>> Begin Entries supplied
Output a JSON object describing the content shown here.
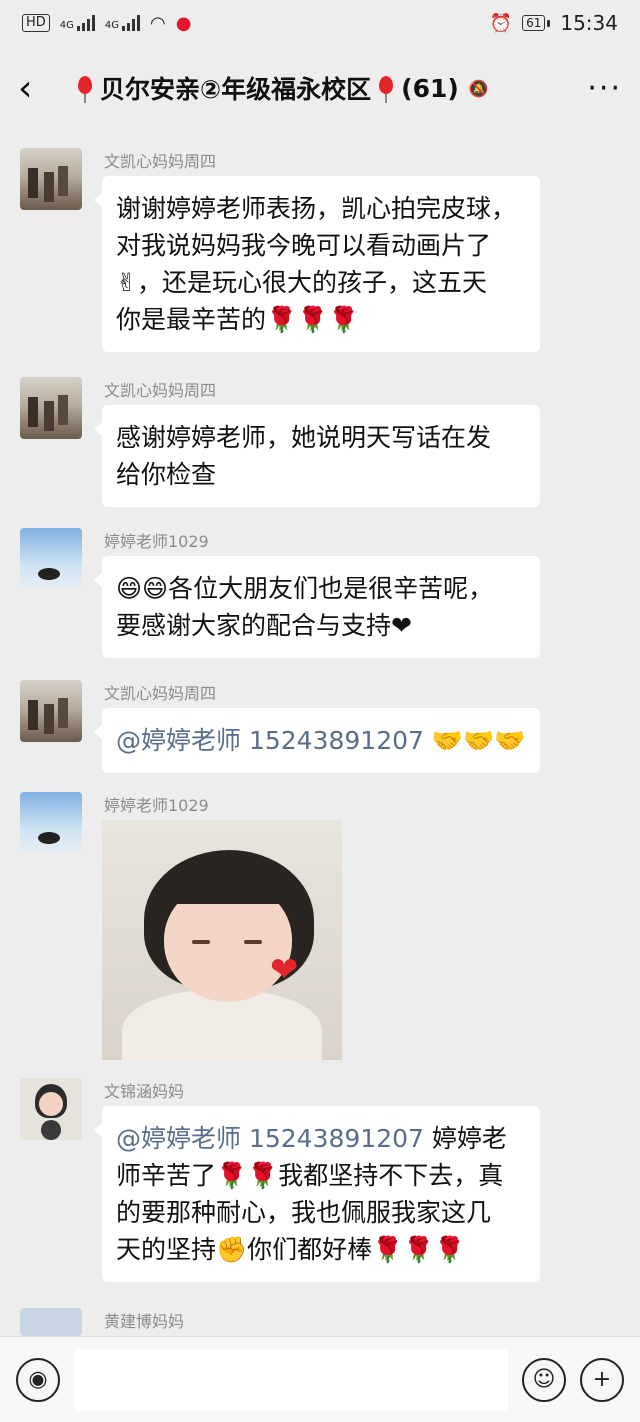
{
  "status_bar": {
    "hd_label": "HD",
    "net1": "4G",
    "net2": "4G",
    "battery": "61",
    "time": "15:34"
  },
  "header": {
    "back_icon": "chevron-left-icon",
    "title": "贝尔安亲②年级福永校区",
    "member_count": "(61)",
    "more_label": "···"
  },
  "messages": [
    {
      "sender": "文凯心妈妈周四",
      "avatar": "street-photo",
      "lines": [
        "谢谢婷婷老师表扬，凯心拍完皮球，",
        "对我说妈妈我今晚可以看动画片了",
        "✌，还是玩心很大的孩子，这五天",
        "你是最辛苦的🌹🌹🌹"
      ]
    },
    {
      "sender": "文凯心妈妈周四",
      "avatar": "street-photo",
      "lines": [
        "感谢婷婷老师，她说明天写话在发",
        "给你检查"
      ]
    },
    {
      "sender": "婷婷老师1029",
      "avatar": "sky-photo",
      "lines": [
        "😄😄各位大朋友们也是很辛苦呢，",
        "要感谢大家的配合与支持❤"
      ]
    },
    {
      "sender": "文凯心妈妈周四",
      "avatar": "street-photo",
      "mention": "@婷婷老师",
      "phone": "15243891207",
      "tail": "🤝🤝🤝"
    },
    {
      "sender": "婷婷老师1029",
      "avatar": "sky-photo",
      "image": "toddler-with-heart-photo"
    },
    {
      "sender": "文锦涵妈妈",
      "avatar": "girl-avatar",
      "mention": "@婷婷老师",
      "phone": "15243891207",
      "first_tail": "婷婷老",
      "lines": [
        "师辛苦了🌹🌹我都坚持不下去，真",
        "的要那种耐心，我也佩服我家这几",
        "天的坚持✊你们都好棒🌹🌹🌹"
      ]
    },
    {
      "sender": "黄建博妈妈",
      "avatar": "partial-avatar"
    }
  ],
  "bottom_bar": {
    "voice_icon": "voice-icon",
    "emoji_icon": "emoji-icon",
    "plus_icon": "plus-icon"
  }
}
>> End Entries supplied
[Short problem]: Every record must be copied exactly, with the pictures left out.

[Output of the exercise]:
Output a JSON object describing the content shown here.
{
  "status_bar": {
    "hd_label": "HD",
    "net1": "4G",
    "net2": "4G",
    "battery": "61",
    "time": "15:34"
  },
  "header": {
    "back_icon": "chevron-left-icon",
    "title": "贝尔安亲②年级福永校区",
    "member_count": "(61)",
    "more_label": "···"
  },
  "messages": [
    {
      "sender": "文凯心妈妈周四",
      "avatar": "street-photo",
      "lines": [
        "谢谢婷婷老师表扬，凯心拍完皮球，",
        "对我说妈妈我今晚可以看动画片了",
        "✌，还是玩心很大的孩子，这五天",
        "你是最辛苦的🌹🌹🌹"
      ]
    },
    {
      "sender": "文凯心妈妈周四",
      "avatar": "street-photo",
      "lines": [
        "感谢婷婷老师，她说明天写话在发",
        "给你检查"
      ]
    },
    {
      "sender": "婷婷老师1029",
      "avatar": "sky-photo",
      "lines": [
        "😄😄各位大朋友们也是很辛苦呢，",
        "要感谢大家的配合与支持❤"
      ]
    },
    {
      "sender": "文凯心妈妈周四",
      "avatar": "street-photo",
      "mention": "@婷婷老师",
      "phone": "15243891207",
      "tail": "🤝🤝🤝"
    },
    {
      "sender": "婷婷老师1029",
      "avatar": "sky-photo",
      "image": "toddler-with-heart-photo"
    },
    {
      "sender": "文锦涵妈妈",
      "avatar": "girl-avatar",
      "mention": "@婷婷老师",
      "phone": "15243891207",
      "first_tail": "婷婷老",
      "lines": [
        "师辛苦了🌹🌹我都坚持不下去，真",
        "的要那种耐心，我也佩服我家这几",
        "天的坚持✊你们都好棒🌹🌹🌹"
      ]
    },
    {
      "sender": "黄建博妈妈",
      "avatar": "partial-avatar"
    }
  ],
  "bottom_bar": {
    "voice_icon": "voice-icon",
    "emoji_icon": "emoji-icon",
    "plus_icon": "plus-icon"
  }
}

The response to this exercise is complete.